### Job
Repeat the records below exactly, leaving out every picture.

Recorded data:
----

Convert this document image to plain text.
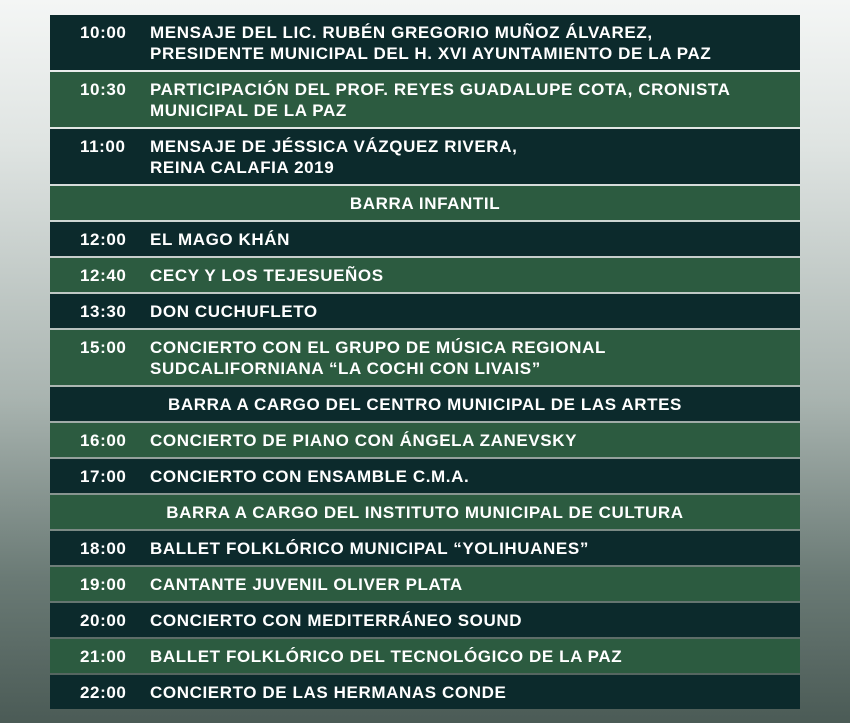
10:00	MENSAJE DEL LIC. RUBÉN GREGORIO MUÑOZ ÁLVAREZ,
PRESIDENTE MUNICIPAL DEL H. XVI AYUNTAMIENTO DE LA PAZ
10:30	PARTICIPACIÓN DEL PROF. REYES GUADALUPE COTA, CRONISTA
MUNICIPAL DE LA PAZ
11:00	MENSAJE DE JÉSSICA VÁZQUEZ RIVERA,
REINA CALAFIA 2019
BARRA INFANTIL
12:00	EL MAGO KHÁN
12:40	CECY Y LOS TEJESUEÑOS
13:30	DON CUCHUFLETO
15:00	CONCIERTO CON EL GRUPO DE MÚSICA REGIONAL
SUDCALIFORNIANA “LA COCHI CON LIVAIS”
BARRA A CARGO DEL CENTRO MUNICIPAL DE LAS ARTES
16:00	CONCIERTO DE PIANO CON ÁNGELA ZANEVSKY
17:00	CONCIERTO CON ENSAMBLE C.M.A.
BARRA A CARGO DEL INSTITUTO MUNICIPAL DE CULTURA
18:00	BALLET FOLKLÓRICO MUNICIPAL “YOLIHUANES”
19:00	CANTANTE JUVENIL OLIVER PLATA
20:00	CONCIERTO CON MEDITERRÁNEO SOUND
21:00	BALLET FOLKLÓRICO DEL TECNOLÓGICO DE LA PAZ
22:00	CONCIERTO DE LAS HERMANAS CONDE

----

### Finished answer
Convert this document image to plain text.
10:00	MENSAJE DEL LIC. RUBÉN GREGORIO MUÑOZ ÁLVAREZ,
PRESIDENTE MUNICIPAL DEL H. XVI AYUNTAMIENTO DE LA PAZ
10:30	PARTICIPACIÓN DEL PROF. REYES GUADALUPE COTA, CRONISTA
MUNICIPAL DE LA PAZ
11:00	MENSAJE DE JÉSSICA VÁZQUEZ RIVERA,
REINA CALAFIA 2019
BARRA INFANTIL
12:00	EL MAGO KHÁN
12:40	CECY Y LOS TEJESUEÑOS
13:30	DON CUCHUFLETO
15:00	CONCIERTO CON EL GRUPO DE MÚSICA REGIONAL
SUDCALIFORNIANA “LA COCHI CON LIVAIS”
BARRA A CARGO DEL CENTRO MUNICIPAL DE LAS ARTES
16:00	CONCIERTO DE PIANO CON ÁNGELA ZANEVSKY
17:00	CONCIERTO CON ENSAMBLE C.M.A.
BARRA A CARGO DEL INSTITUTO MUNICIPAL DE CULTURA
18:00	BALLET FOLKLÓRICO MUNICIPAL “YOLIHUANES”
19:00	CANTANTE JUVENIL OLIVER PLATA
20:00	CONCIERTO CON MEDITERRÁNEO SOUND
21:00	BALLET FOLKLÓRICO DEL TECNOLÓGICO DE LA PAZ
22:00	CONCIERTO DE LAS HERMANAS CONDE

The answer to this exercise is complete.